- Task prompt -
Reproduce all the entries exactly.

--- begin Exercise inputs ---

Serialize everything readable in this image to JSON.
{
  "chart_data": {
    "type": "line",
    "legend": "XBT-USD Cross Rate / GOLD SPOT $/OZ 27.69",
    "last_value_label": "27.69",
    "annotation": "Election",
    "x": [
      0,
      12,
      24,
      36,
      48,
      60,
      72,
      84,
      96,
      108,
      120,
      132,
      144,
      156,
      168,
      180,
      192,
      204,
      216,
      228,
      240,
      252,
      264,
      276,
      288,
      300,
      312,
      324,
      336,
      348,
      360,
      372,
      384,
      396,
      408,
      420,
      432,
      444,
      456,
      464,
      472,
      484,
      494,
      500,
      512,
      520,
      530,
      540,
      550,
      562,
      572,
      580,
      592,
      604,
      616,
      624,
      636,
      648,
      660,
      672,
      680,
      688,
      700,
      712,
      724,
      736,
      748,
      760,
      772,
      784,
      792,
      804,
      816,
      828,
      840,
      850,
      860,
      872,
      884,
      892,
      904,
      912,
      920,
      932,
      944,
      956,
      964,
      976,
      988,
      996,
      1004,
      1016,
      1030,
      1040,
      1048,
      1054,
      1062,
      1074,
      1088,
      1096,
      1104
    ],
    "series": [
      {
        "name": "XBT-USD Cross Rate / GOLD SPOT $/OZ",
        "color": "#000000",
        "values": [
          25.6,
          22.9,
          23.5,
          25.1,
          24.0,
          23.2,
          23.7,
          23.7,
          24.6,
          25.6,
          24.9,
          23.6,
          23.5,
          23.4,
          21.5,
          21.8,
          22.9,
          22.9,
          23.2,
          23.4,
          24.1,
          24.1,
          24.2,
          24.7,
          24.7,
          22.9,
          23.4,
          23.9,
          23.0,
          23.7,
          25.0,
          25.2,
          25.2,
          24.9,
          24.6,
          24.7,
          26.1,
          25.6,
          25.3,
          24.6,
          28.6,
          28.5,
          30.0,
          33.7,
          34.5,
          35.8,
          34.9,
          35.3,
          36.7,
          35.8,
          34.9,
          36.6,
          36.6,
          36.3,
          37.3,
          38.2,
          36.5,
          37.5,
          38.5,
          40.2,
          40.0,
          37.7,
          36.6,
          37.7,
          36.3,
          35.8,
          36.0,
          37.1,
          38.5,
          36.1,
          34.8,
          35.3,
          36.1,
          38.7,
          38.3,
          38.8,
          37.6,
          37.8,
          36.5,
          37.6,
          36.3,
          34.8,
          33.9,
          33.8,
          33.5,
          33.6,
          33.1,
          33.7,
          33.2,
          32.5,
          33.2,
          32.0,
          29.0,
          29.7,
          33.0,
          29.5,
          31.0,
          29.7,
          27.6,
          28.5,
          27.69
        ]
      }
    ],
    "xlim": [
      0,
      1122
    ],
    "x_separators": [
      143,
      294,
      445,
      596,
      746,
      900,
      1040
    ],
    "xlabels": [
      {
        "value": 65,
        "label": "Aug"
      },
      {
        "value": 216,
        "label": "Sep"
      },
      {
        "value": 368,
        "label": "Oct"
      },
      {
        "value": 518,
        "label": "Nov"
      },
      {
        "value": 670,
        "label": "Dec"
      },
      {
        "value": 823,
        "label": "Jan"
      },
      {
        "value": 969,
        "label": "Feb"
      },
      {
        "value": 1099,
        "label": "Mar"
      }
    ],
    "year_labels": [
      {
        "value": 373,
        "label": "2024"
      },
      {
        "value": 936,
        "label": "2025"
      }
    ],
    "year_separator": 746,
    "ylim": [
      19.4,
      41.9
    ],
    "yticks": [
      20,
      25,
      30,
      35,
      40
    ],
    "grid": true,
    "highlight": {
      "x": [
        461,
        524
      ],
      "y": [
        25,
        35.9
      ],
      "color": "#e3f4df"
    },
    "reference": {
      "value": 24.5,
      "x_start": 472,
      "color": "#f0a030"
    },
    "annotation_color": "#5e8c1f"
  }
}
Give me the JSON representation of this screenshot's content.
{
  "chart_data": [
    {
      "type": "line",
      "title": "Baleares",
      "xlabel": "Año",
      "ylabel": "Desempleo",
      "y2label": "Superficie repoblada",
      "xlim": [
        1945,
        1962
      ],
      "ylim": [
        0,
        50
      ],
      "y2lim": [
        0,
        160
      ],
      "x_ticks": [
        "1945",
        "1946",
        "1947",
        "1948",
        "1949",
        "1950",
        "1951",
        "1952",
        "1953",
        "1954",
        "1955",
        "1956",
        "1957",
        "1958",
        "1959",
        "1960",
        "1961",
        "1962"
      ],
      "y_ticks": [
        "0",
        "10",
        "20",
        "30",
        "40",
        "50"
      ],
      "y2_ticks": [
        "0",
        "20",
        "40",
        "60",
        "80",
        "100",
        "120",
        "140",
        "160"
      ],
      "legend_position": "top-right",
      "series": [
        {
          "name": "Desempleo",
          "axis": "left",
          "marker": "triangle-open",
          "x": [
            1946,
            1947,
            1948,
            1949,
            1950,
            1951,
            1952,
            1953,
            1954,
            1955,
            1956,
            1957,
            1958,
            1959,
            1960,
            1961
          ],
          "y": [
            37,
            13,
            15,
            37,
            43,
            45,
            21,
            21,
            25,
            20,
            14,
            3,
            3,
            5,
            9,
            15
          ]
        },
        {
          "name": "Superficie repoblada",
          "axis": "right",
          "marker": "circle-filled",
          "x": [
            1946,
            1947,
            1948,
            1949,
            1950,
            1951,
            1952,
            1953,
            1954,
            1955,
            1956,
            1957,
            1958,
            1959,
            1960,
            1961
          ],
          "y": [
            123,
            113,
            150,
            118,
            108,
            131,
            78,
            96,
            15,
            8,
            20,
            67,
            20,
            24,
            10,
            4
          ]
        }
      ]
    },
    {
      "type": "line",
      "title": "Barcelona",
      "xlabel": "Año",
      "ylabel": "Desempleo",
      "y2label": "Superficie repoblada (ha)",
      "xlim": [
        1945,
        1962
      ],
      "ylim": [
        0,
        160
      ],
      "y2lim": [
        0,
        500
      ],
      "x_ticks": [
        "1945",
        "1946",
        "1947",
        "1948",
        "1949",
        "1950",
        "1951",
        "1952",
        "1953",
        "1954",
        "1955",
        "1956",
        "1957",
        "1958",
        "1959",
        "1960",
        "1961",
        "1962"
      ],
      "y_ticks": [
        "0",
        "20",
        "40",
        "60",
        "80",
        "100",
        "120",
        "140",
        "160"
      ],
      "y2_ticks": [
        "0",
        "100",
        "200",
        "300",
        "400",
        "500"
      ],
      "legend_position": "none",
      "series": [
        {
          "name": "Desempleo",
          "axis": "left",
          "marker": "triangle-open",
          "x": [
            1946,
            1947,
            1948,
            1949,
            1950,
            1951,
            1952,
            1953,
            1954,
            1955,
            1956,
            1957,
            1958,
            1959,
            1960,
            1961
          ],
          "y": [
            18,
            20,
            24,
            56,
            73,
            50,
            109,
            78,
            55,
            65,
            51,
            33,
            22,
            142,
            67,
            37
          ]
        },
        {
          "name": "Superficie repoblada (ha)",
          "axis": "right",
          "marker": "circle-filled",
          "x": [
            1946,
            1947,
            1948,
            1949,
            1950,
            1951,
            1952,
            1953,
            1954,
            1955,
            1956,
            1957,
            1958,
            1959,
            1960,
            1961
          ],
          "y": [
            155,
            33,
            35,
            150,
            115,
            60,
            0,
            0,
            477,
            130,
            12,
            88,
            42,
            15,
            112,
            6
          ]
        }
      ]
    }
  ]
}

--- end Exercise inputs ---

- Task solution -
Serialize everything readable in this image to JSON.
{
  "chart_data": {
    "type": "line",
    "legend": "XBT-USD Cross Rate / GOLD SPOT $/OZ 27.69",
    "last_value_label": "27.69",
    "annotation": "Election",
    "x": [
      0,
      12,
      24,
      36,
      48,
      60,
      72,
      84,
      96,
      108,
      120,
      132,
      144,
      156,
      168,
      180,
      192,
      204,
      216,
      228,
      240,
      252,
      264,
      276,
      288,
      300,
      312,
      324,
      336,
      348,
      360,
      372,
      384,
      396,
      408,
      420,
      432,
      444,
      456,
      464,
      472,
      484,
      494,
      500,
      512,
      520,
      530,
      540,
      550,
      562,
      572,
      580,
      592,
      604,
      616,
      624,
      636,
      648,
      660,
      672,
      680,
      688,
      700,
      712,
      724,
      736,
      748,
      760,
      772,
      784,
      792,
      804,
      816,
      828,
      840,
      850,
      860,
      872,
      884,
      892,
      904,
      912,
      920,
      932,
      944,
      956,
      964,
      976,
      988,
      996,
      1004,
      1016,
      1030,
      1040,
      1048,
      1054,
      1062,
      1074,
      1088,
      1096,
      1104
    ],
    "series": [
      {
        "name": "XBT-USD Cross Rate / GOLD SPOT $/OZ",
        "color": "#000000",
        "values": [
          25.6,
          22.9,
          23.5,
          25.1,
          24.0,
          23.2,
          23.7,
          23.7,
          24.6,
          25.6,
          24.9,
          23.6,
          23.5,
          23.4,
          21.5,
          21.8,
          22.9,
          22.9,
          23.2,
          23.4,
          24.1,
          24.1,
          24.2,
          24.7,
          24.7,
          22.9,
          23.4,
          23.9,
          23.0,
          23.7,
          25.0,
          25.2,
          25.2,
          24.9,
          24.6,
          24.7,
          26.1,
          25.6,
          25.3,
          24.6,
          28.6,
          28.5,
          30.0,
          33.7,
          34.5,
          35.8,
          34.9,
          35.3,
          36.7,
          35.8,
          34.9,
          36.6,
          36.6,
          36.3,
          37.3,
          38.2,
          36.5,
          37.5,
          38.5,
          40.2,
          40.0,
          37.7,
          36.6,
          37.7,
          36.3,
          35.8,
          36.0,
          37.1,
          38.5,
          36.1,
          34.8,
          35.3,
          36.1,
          38.7,
          38.3,
          38.8,
          37.6,
          37.8,
          36.5,
          37.6,
          36.3,
          34.8,
          33.9,
          33.8,
          33.5,
          33.6,
          33.1,
          33.7,
          33.2,
          32.5,
          33.2,
          32.0,
          29.0,
          29.7,
          33.0,
          29.5,
          31.0,
          29.7,
          27.6,
          28.5,
          27.69
        ]
      }
    ],
    "xlim": [
      0,
      1122
    ],
    "x_separators": [
      143,
      294,
      445,
      596,
      746,
      900,
      1040
    ],
    "xlabels": [
      {
        "value": 65,
        "label": "Aug"
      },
      {
        "value": 216,
        "label": "Sep"
      },
      {
        "value": 368,
        "label": "Oct"
      },
      {
        "value": 518,
        "label": "Nov"
      },
      {
        "value": 670,
        "label": "Dec"
      },
      {
        "value": 823,
        "label": "Jan"
      },
      {
        "value": 969,
        "label": "Feb"
      },
      {
        "value": 1099,
        "label": "Mar"
      }
    ],
    "year_labels": [
      {
        "value": 373,
        "label": "2024"
      },
      {
        "value": 936,
        "label": "2025"
      }
    ],
    "year_separator": 746,
    "ylim": [
      19.4,
      41.9
    ],
    "yticks": [
      20,
      25,
      30,
      35,
      40
    ],
    "grid": true,
    "highlight": {
      "x": [
        461,
        524
      ],
      "y": [
        25,
        35.9
      ],
      "color": "#e3f4df"
    },
    "reference": {
      "value": 24.5,
      "x_start": 472,
      "color": "#f0a030"
    },
    "annotation_color": "#5e8c1f"
  }
}
Give me the JSON representation of this screenshot's content.
{
  "chart_data": [
    {
      "type": "line",
      "title": "Baleares",
      "xlabel": "Año",
      "ylabel": "Desempleo",
      "y2label": "Superficie repoblada",
      "xlim": [
        1945,
        1962
      ],
      "ylim": [
        0,
        50
      ],
      "y2lim": [
        0,
        160
      ],
      "x_ticks": [
        "1945",
        "1946",
        "1947",
        "1948",
        "1949",
        "1950",
        "1951",
        "1952",
        "1953",
        "1954",
        "1955",
        "1956",
        "1957",
        "1958",
        "1959",
        "1960",
        "1961",
        "1962"
      ],
      "y_ticks": [
        "0",
        "10",
        "20",
        "30",
        "40",
        "50"
      ],
      "y2_ticks": [
        "0",
        "20",
        "40",
        "60",
        "80",
        "100",
        "120",
        "140",
        "160"
      ],
      "legend_position": "top-right",
      "series": [
        {
          "name": "Desempleo",
          "axis": "left",
          "marker": "triangle-open",
          "x": [
            1946,
            1947,
            1948,
            1949,
            1950,
            1951,
            1952,
            1953,
            1954,
            1955,
            1956,
            1957,
            1958,
            1959,
            1960,
            1961
          ],
          "y": [
            37,
            13,
            15,
            37,
            43,
            45,
            21,
            21,
            25,
            20,
            14,
            3,
            3,
            5,
            9,
            15
          ]
        },
        {
          "name": "Superficie repoblada",
          "axis": "right",
          "marker": "circle-filled",
          "x": [
            1946,
            1947,
            1948,
            1949,
            1950,
            1951,
            1952,
            1953,
            1954,
            1955,
            1956,
            1957,
            1958,
            1959,
            1960,
            1961
          ],
          "y": [
            123,
            113,
            150,
            118,
            108,
            131,
            78,
            96,
            15,
            8,
            20,
            67,
            20,
            24,
            10,
            4
          ]
        }
      ]
    },
    {
      "type": "line",
      "title": "Barcelona",
      "xlabel": "Año",
      "ylabel": "Desempleo",
      "y2label": "Superficie repoblada (ha)",
      "xlim": [
        1945,
        1962
      ],
      "ylim": [
        0,
        160
      ],
      "y2lim": [
        0,
        500
      ],
      "x_ticks": [
        "1945",
        "1946",
        "1947",
        "1948",
        "1949",
        "1950",
        "1951",
        "1952",
        "1953",
        "1954",
        "1955",
        "1956",
        "1957",
        "1958",
        "1959",
        "1960",
        "1961",
        "1962"
      ],
      "y_ticks": [
        "0",
        "20",
        "40",
        "60",
        "80",
        "100",
        "120",
        "140",
        "160"
      ],
      "y2_ticks": [
        "0",
        "100",
        "200",
        "300",
        "400",
        "500"
      ],
      "legend_position": "none",
      "series": [
        {
          "name": "Desempleo",
          "axis": "left",
          "marker": "triangle-open",
          "x": [
            1946,
            1947,
            1948,
            1949,
            1950,
            1951,
            1952,
            1953,
            1954,
            1955,
            1956,
            1957,
            1958,
            1959,
            1960,
            1961
          ],
          "y": [
            18,
            20,
            24,
            56,
            73,
            50,
            109,
            78,
            55,
            65,
            51,
            33,
            22,
            142,
            67,
            37
          ]
        },
        {
          "name": "Superficie repoblada (ha)",
          "axis": "right",
          "marker": "circle-filled",
          "x": [
            1946,
            1947,
            1948,
            1949,
            1950,
            1951,
            1952,
            1953,
            1954,
            1955,
            1956,
            1957,
            1958,
            1959,
            1960,
            1961
          ],
          "y": [
            155,
            33,
            35,
            150,
            115,
            60,
            0,
            0,
            477,
            130,
            12,
            88,
            42,
            15,
            112,
            6
          ]
        }
      ]
    }
  ]
}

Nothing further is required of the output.